(Prompt) Identify the lines bearing the string "ดนครปฐม" and gather them.
## Start Data
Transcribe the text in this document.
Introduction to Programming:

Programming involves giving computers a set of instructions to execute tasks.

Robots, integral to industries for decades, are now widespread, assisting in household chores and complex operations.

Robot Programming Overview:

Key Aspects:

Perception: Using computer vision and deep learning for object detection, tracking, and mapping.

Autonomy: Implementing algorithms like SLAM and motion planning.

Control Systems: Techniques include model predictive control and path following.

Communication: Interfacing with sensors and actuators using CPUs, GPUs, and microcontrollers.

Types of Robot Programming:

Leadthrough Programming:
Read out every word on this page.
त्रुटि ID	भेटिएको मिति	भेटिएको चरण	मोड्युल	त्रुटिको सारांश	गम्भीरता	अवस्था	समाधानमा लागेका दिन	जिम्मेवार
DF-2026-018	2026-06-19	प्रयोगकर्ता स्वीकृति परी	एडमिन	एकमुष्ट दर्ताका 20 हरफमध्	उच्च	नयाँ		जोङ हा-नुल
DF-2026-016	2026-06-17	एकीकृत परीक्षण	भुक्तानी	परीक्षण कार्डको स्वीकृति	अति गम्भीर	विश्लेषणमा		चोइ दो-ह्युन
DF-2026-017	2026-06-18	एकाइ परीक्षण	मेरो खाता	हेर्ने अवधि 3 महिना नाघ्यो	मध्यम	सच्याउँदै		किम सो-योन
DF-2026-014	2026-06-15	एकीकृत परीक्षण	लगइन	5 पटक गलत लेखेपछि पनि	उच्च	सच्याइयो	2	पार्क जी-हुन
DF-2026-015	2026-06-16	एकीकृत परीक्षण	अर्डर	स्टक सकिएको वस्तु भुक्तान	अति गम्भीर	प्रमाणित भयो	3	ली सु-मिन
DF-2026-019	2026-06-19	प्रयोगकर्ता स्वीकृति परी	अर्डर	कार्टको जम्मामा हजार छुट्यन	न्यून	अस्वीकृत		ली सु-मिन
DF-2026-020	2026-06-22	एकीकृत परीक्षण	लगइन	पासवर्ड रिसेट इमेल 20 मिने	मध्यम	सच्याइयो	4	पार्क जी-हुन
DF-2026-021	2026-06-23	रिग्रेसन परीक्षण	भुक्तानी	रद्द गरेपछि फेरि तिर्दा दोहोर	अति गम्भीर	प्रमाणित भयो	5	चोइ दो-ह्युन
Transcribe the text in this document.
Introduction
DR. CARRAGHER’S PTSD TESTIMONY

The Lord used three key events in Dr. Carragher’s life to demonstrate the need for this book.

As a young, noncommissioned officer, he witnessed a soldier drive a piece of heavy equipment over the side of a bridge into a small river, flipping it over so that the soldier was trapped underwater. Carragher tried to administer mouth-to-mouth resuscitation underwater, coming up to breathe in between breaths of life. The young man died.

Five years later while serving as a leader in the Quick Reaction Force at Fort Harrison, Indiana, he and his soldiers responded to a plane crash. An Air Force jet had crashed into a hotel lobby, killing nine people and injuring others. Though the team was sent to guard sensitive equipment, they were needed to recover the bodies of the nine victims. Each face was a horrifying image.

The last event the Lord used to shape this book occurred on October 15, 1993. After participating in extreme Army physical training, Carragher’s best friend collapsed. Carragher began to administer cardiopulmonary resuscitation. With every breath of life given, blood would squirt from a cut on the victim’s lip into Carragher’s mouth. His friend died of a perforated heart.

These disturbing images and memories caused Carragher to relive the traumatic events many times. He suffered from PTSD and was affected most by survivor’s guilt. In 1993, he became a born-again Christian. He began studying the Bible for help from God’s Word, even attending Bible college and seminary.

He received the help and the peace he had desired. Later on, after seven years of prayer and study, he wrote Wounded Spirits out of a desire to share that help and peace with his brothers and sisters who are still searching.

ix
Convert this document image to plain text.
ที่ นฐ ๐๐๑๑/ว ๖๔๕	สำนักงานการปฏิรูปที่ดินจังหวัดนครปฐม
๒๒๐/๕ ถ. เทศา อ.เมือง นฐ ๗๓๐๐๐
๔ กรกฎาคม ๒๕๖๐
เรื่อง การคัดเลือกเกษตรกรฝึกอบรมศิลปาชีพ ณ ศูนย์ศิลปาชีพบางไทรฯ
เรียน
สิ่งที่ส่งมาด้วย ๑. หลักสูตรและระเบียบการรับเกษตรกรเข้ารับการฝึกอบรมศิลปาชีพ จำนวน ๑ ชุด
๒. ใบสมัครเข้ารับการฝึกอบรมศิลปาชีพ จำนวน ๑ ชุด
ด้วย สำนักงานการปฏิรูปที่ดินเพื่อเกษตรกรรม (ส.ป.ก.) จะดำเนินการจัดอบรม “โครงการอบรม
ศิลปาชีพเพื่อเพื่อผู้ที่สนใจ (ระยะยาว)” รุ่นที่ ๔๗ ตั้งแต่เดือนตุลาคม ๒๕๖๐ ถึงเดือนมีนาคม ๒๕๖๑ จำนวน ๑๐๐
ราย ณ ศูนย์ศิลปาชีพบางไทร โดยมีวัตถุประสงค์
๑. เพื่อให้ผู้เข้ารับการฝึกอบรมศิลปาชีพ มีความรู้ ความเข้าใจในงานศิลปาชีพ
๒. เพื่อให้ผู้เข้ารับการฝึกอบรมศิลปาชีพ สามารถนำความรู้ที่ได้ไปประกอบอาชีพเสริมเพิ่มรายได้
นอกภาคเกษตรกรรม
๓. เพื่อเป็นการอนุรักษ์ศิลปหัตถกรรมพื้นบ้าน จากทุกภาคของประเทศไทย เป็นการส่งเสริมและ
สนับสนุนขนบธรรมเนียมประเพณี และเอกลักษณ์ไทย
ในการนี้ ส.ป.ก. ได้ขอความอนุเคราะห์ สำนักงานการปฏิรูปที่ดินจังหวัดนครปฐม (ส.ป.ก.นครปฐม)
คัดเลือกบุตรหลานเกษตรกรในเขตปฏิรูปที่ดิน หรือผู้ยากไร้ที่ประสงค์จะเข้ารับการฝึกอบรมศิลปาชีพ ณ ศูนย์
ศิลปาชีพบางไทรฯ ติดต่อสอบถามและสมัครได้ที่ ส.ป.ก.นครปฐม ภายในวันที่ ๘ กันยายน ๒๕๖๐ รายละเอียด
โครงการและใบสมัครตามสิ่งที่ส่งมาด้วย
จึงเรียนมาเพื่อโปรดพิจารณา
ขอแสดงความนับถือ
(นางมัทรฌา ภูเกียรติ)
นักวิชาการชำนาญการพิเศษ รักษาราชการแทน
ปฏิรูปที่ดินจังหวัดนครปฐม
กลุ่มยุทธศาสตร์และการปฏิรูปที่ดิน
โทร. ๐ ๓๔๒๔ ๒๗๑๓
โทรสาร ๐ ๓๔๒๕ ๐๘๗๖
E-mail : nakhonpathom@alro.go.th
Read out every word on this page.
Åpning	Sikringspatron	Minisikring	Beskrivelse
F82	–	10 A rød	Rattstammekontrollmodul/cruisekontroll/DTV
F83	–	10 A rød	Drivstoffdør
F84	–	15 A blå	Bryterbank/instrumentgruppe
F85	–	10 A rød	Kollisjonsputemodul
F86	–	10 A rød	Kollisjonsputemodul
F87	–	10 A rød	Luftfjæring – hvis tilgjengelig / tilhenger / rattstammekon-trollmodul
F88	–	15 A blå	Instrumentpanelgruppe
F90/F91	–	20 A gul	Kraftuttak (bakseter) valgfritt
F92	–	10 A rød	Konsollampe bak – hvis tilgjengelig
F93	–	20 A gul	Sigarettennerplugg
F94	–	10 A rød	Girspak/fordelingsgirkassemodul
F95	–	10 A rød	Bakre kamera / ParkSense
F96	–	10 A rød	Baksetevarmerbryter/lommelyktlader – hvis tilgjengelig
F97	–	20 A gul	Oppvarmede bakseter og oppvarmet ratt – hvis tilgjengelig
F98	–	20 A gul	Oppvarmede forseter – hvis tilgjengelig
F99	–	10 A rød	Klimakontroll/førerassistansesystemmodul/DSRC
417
## End Data
(Reply)
ที่ นฐ ๐๐๑๑/ว ๖๔๕	สำนักงานการปฏิรูปที่ดินจังหวัดนครปฐม
ในการนี้ ส.ป.ก. ได้ขอความอนุเคราะห์ สำนักงานการปฏิรูปที่ดินจังหวัดนครปฐม (ส.ป.ก.นครปฐม)
ปฏิรูปที่ดินจังหวัดนครปฐม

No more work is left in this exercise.